— EXERCISE GOAL —
Write the material out again exactly as it stands.

(Records from a collection of figures)

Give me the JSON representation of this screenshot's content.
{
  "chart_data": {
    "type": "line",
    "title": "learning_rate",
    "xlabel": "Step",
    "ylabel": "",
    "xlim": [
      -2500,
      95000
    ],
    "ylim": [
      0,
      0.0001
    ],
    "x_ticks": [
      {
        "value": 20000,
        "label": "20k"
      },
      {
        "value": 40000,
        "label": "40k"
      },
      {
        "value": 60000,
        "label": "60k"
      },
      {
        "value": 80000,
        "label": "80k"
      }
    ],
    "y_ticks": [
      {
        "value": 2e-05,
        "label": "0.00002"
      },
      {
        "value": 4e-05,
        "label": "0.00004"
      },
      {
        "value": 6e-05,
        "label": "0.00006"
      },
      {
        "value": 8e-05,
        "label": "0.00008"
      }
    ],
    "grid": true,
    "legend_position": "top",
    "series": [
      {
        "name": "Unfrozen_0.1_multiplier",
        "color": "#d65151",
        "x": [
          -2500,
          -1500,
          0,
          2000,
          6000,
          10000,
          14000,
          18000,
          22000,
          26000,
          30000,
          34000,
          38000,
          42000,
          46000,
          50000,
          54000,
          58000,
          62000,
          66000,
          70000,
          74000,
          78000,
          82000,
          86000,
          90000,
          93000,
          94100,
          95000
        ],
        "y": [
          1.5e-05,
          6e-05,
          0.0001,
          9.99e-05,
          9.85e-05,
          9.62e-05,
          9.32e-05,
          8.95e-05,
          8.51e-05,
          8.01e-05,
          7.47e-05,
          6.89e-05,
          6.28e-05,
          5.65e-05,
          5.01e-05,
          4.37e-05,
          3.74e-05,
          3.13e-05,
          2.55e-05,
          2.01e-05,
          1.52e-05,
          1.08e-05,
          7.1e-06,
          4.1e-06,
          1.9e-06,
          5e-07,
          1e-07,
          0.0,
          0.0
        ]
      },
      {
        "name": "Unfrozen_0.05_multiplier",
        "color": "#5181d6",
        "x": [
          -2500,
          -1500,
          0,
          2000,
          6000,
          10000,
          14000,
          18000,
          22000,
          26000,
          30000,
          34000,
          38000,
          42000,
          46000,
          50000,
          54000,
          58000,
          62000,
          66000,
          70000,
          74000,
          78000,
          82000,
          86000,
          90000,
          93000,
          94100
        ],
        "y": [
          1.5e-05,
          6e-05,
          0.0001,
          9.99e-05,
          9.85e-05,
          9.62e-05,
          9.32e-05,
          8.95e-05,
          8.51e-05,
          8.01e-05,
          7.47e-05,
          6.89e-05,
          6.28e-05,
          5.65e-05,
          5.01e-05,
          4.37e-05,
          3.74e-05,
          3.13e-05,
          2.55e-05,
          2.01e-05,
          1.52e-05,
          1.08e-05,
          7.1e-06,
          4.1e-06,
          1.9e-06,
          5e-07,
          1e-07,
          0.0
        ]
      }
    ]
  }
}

— TASK RESULT —
Give me the JSON representation of this screenshot's content.
{
  "chart_data": {
    "type": "line",
    "title": "learning_rate",
    "xlabel": "Step",
    "ylabel": "",
    "xlim": [
      -2500,
      95000
    ],
    "ylim": [
      0,
      0.0001
    ],
    "x_ticks": [
      {
        "value": 20000,
        "label": "20k"
      },
      {
        "value": 40000,
        "label": "40k"
      },
      {
        "value": 60000,
        "label": "60k"
      },
      {
        "value": 80000,
        "label": "80k"
      }
    ],
    "y_ticks": [
      {
        "value": 2e-05,
        "label": "0.00002"
      },
      {
        "value": 4e-05,
        "label": "0.00004"
      },
      {
        "value": 6e-05,
        "label": "0.00006"
      },
      {
        "value": 8e-05,
        "label": "0.00008"
      }
    ],
    "grid": true,
    "legend_position": "top",
    "series": [
      {
        "name": "Unfrozen_0.1_multiplier",
        "color": "#d65151",
        "x": [
          -2500,
          -1500,
          0,
          2000,
          6000,
          10000,
          14000,
          18000,
          22000,
          26000,
          30000,
          34000,
          38000,
          42000,
          46000,
          50000,
          54000,
          58000,
          62000,
          66000,
          70000,
          74000,
          78000,
          82000,
          86000,
          90000,
          93000,
          94100,
          95000
        ],
        "y": [
          1.5e-05,
          6e-05,
          0.0001,
          9.99e-05,
          9.85e-05,
          9.62e-05,
          9.32e-05,
          8.95e-05,
          8.51e-05,
          8.01e-05,
          7.47e-05,
          6.89e-05,
          6.28e-05,
          5.65e-05,
          5.01e-05,
          4.37e-05,
          3.74e-05,
          3.13e-05,
          2.55e-05,
          2.01e-05,
          1.52e-05,
          1.08e-05,
          7.1e-06,
          4.1e-06,
          1.9e-06,
          5e-07,
          1e-07,
          0.0,
          0.0
        ]
      },
      {
        "name": "Unfrozen_0.05_multiplier",
        "color": "#5181d6",
        "x": [
          -2500,
          -1500,
          0,
          2000,
          6000,
          10000,
          14000,
          18000,
          22000,
          26000,
          30000,
          34000,
          38000,
          42000,
          46000,
          50000,
          54000,
          58000,
          62000,
          66000,
          70000,
          74000,
          78000,
          82000,
          86000,
          90000,
          93000,
          94100
        ],
        "y": [
          1.5e-05,
          6e-05,
          0.0001,
          9.99e-05,
          9.85e-05,
          9.62e-05,
          9.32e-05,
          8.95e-05,
          8.51e-05,
          8.01e-05,
          7.47e-05,
          6.89e-05,
          6.28e-05,
          5.65e-05,
          5.01e-05,
          4.37e-05,
          3.74e-05,
          3.13e-05,
          2.55e-05,
          2.01e-05,
          1.52e-05,
          1.08e-05,
          7.1e-06,
          4.1e-06,
          1.9e-06,
          5e-07,
          1e-07,
          0.0
        ]
      }
    ]
  }
}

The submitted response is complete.